__DATA TO PROCESS__:
########################################
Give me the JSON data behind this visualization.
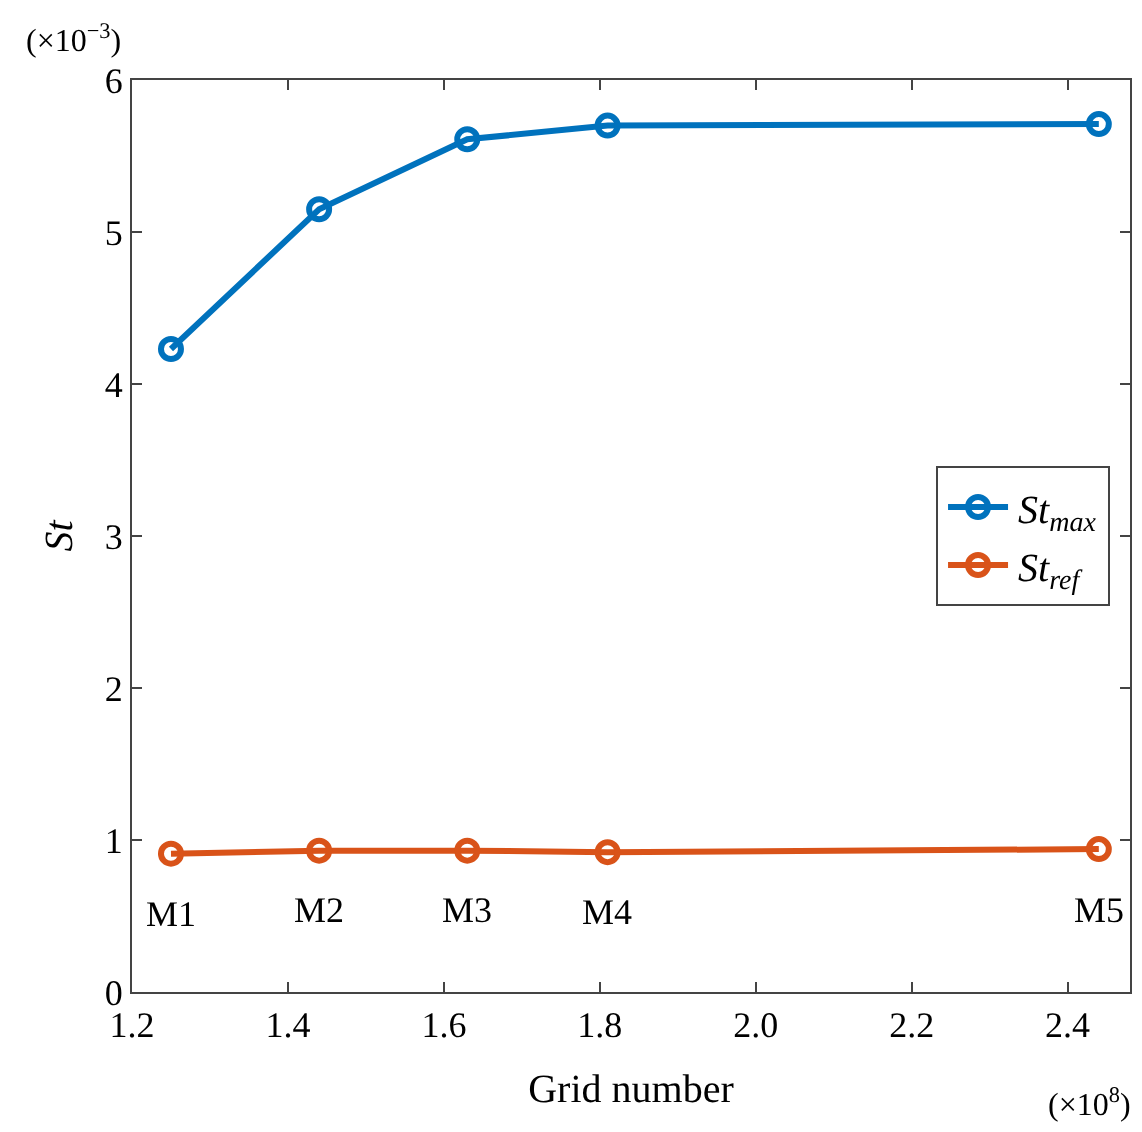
{
  "chart_data": {
    "type": "line",
    "xlabel": "Grid number",
    "ylabel": "St",
    "x": [
      1.25,
      1.44,
      1.63,
      1.81,
      2.44
    ],
    "series": [
      {
        "name": "St$_{max}$",
        "color": "#0072bd",
        "values": [
          4.23,
          5.15,
          5.61,
          5.7,
          5.71
        ]
      },
      {
        "name": "St$_{ref}$",
        "color": "#d95319",
        "values": [
          0.91,
          0.93,
          0.93,
          0.92,
          0.94
        ]
      }
    ],
    "xlim": [
      1.2,
      2.48
    ],
    "xticks": [
      {
        "value": 1.2,
        "label": "1.2"
      },
      {
        "value": 1.4,
        "label": "1.4"
      },
      {
        "value": 1.6,
        "label": "1.6"
      },
      {
        "value": 1.8,
        "label": "1.8"
      },
      {
        "value": 2.0,
        "label": "2.0"
      },
      {
        "value": 2.2,
        "label": "2.2"
      },
      {
        "value": 2.4,
        "label": "2.4"
      }
    ],
    "ylim": [
      0,
      6
    ],
    "yticks": [
      0,
      1,
      2,
      3,
      4,
      5,
      6
    ],
    "annotations": [
      "(×10$^{−3}$)",
      "(×10$^{8}$)",
      {
        "text": "M1",
        "x": 1.25,
        "y": 0.91
      },
      {
        "text": "M2",
        "x": 1.44,
        "y": 0.93
      },
      {
        "text": "M3",
        "x": 1.63,
        "y": 0.93
      },
      {
        "text": "M4",
        "x": 1.81,
        "y": 0.92
      },
      {
        "text": "M5",
        "x": 2.44,
        "y": 0.94
      }
    ],
    "legend": "right",
    "marker": "circle",
    "line_style": "solid"
  }
}
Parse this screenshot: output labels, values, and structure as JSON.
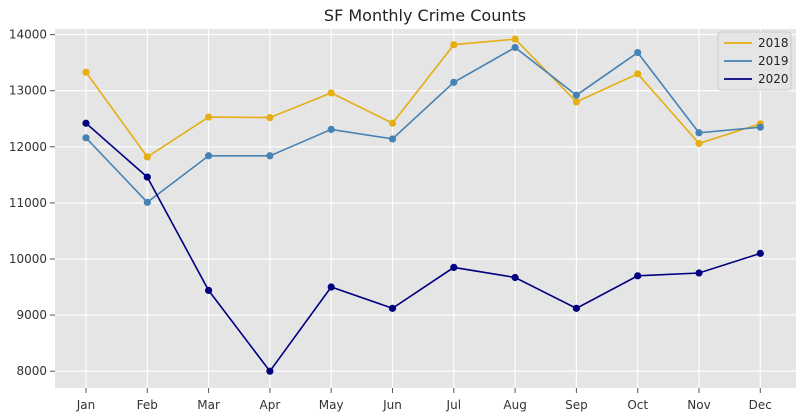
{
  "chart_data": {
    "type": "line",
    "title": "SF Monthly Crime Counts",
    "xlabel": "",
    "ylabel": "",
    "categories": [
      "Jan",
      "Feb",
      "Mar",
      "Apr",
      "May",
      "Jun",
      "Jul",
      "Aug",
      "Sep",
      "Oct",
      "Nov",
      "Dec"
    ],
    "ylim": [
      7700,
      14100
    ],
    "yticks": [
      8000,
      9000,
      10000,
      11000,
      12000,
      13000,
      14000
    ],
    "grid": true,
    "legend_position": "top-right",
    "markers": true,
    "series": [
      {
        "name": "2018",
        "color": "#E5AE12",
        "values": [
          13330,
          11820,
          12530,
          12520,
          12960,
          12420,
          13820,
          13920,
          12800,
          13300,
          12060,
          12410
        ]
      },
      {
        "name": "2019",
        "color": "#4682B4",
        "values": [
          12160,
          11010,
          11840,
          11840,
          12310,
          12140,
          13150,
          13770,
          12920,
          13680,
          12250,
          12350
        ]
      },
      {
        "name": "2020",
        "color": "#000080",
        "values": [
          12420,
          11460,
          9440,
          8000,
          9500,
          9120,
          9850,
          9670,
          9120,
          9700,
          9750,
          10100
        ]
      }
    ]
  }
}
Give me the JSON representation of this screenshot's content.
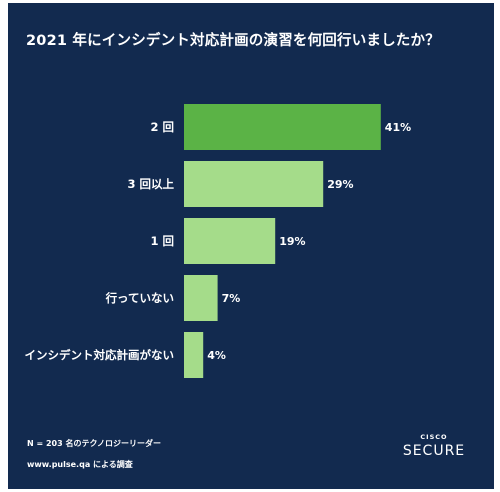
{
  "title": "2021 年にインシデント対応計画の演習を何回行いましたか？",
  "footnote": {
    "sample": "N = 203 名のテクノロジーリーダー",
    "source": "www.pulse.qa による調査"
  },
  "logo": {
    "brand": "CISCO",
    "product": "SECURE"
  },
  "colors": {
    "background": "#122a4f",
    "highlight_bar": "#5bb346",
    "bar": "#a5dc8a",
    "text": "#ffffff"
  },
  "chart_data": {
    "type": "bar",
    "orientation": "horizontal",
    "categories": [
      "2 回",
      "3 回以上",
      "1 回",
      "行っていない",
      "インシデント対応計画がない"
    ],
    "values": [
      41,
      29,
      19,
      7,
      4
    ],
    "value_labels": [
      "41%",
      "29%",
      "19%",
      "7%",
      "4%"
    ],
    "unit": "%",
    "highlight_index": 0,
    "grid": false,
    "legend": "none"
  }
}
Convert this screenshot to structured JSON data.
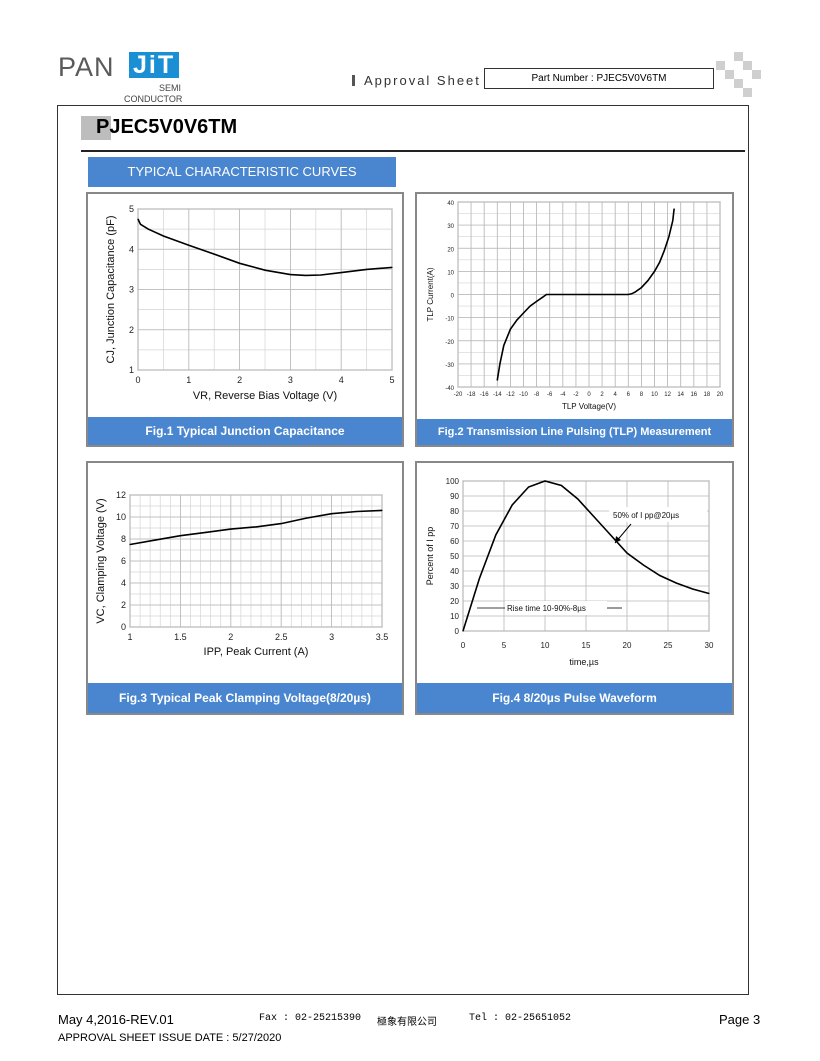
{
  "header": {
    "logo_pan": "PAN",
    "logo_jit": "JiT",
    "logo_semi": "SEMI",
    "logo_conductor": "CONDUCTOR",
    "approval": "Approval Sheet",
    "part_number": "Part Number : PJEC5V0V6TM"
  },
  "doc": {
    "title": "PJEC5V0V6TM",
    "section": "TYPICAL CHARACTERISTIC CURVES"
  },
  "fig1": {
    "caption": "Fig.1 Typical Junction Capacitance"
  },
  "fig2": {
    "caption": "Fig.2 Transmission Line Pulsing (TLP) Measurement"
  },
  "fig3": {
    "caption": "Fig.3 Typical Peak Clamping Voltage(8/20µs)"
  },
  "fig4": {
    "caption": "Fig.4 8/20µs Pulse Waveform"
  },
  "chart_data": [
    {
      "type": "line",
      "xlabel": "VR, Reverse Bias Voltage (V)",
      "ylabel": "CJ, Junction Capacitance (pF)",
      "xlim": [
        0,
        5
      ],
      "ylim": [
        1,
        5
      ],
      "xticks": [
        "0",
        "1",
        "2",
        "3",
        "4",
        "5"
      ],
      "yticks": [
        "1",
        "2",
        "3",
        "4",
        "5"
      ],
      "x": [
        0,
        0.05,
        0.2,
        0.5,
        1.0,
        1.5,
        2.0,
        2.5,
        3.0,
        3.3,
        3.6,
        4.0,
        4.5,
        5.0
      ],
      "y": [
        4.75,
        4.62,
        4.5,
        4.33,
        4.1,
        3.88,
        3.65,
        3.48,
        3.37,
        3.35,
        3.36,
        3.42,
        3.5,
        3.55
      ]
    },
    {
      "type": "line",
      "xlabel": "TLP Voltage(V)",
      "ylabel": "TLP Current(A)",
      "xlim": [
        -20,
        20
      ],
      "ylim": [
        -40,
        40
      ],
      "xticks": [
        "-20",
        "-18",
        "-16",
        "-14",
        "-12",
        "-10",
        "-8",
        "-6",
        "-4",
        "-2",
        "0",
        "2",
        "4",
        "6",
        "8",
        "10",
        "12",
        "14",
        "16",
        "18",
        "20"
      ],
      "yticks": [
        "-40",
        "-30",
        "-20",
        "-10",
        "0",
        "10",
        "20",
        "30",
        "40"
      ],
      "x": [
        -14,
        -13.6,
        -13,
        -12,
        -11,
        -10,
        -9,
        -8,
        -7,
        -6.5,
        -6,
        0,
        6,
        6.5,
        7,
        8,
        9,
        10,
        10.8,
        11.5,
        12.2,
        12.8,
        13
      ],
      "y": [
        -37,
        -30,
        -22,
        -15,
        -11,
        -8,
        -5,
        -3,
        -1,
        0,
        0,
        0,
        0,
        0.3,
        1,
        3,
        6,
        10,
        14,
        19,
        25,
        32,
        37
      ]
    },
    {
      "type": "line",
      "xlabel": "IPP, Peak Current (A)",
      "ylabel": "VC, Clamping Voltage (V)",
      "xlim": [
        1,
        3.5
      ],
      "ylim": [
        0,
        12
      ],
      "xticks": [
        "1",
        "1.5",
        "2",
        "2.5",
        "3",
        "3.5"
      ],
      "yticks": [
        "0",
        "2",
        "4",
        "6",
        "8",
        "10",
        "12"
      ],
      "x": [
        1,
        1.25,
        1.5,
        1.75,
        2,
        2.25,
        2.5,
        2.75,
        3,
        3.25,
        3.5
      ],
      "y": [
        7.5,
        7.9,
        8.3,
        8.6,
        8.9,
        9.1,
        9.4,
        9.9,
        10.3,
        10.5,
        10.6
      ]
    },
    {
      "type": "line",
      "xlabel": "time,µs",
      "ylabel": "Percent of I pp",
      "xlim": [
        0,
        30
      ],
      "ylim": [
        0,
        100
      ],
      "xticks": [
        "0",
        "5",
        "10",
        "15",
        "20",
        "25",
        "30"
      ],
      "yticks": [
        "0",
        "10",
        "20",
        "30",
        "40",
        "50",
        "60",
        "70",
        "80",
        "90",
        "100"
      ],
      "annotations": [
        "50% of I pp@20µs",
        "Rise time 10-90%-8µs"
      ],
      "x": [
        0,
        2,
        4,
        6,
        8,
        10,
        12,
        14,
        16,
        18,
        20,
        22,
        24,
        26,
        28,
        30
      ],
      "y": [
        0,
        35,
        64,
        84,
        96,
        100,
        97,
        88,
        76,
        64,
        52,
        44,
        37,
        32,
        28,
        25
      ]
    }
  ],
  "footer": {
    "rev": "May 4,2016-REV.01",
    "fax": "Fax : 02-25215390",
    "company": "極象有限公司",
    "tel": "Tel : 02-25651052",
    "page": "Page 3",
    "issue": "APPROVAL SHEET ISSUE DATE : 5/27/2020"
  }
}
########################################
__WHAT YOU ARE ASKED TO DO__:
What count of lines in the listing contain the word "text"? Reply with the number only.

__SOLVED PROBLEM__:
6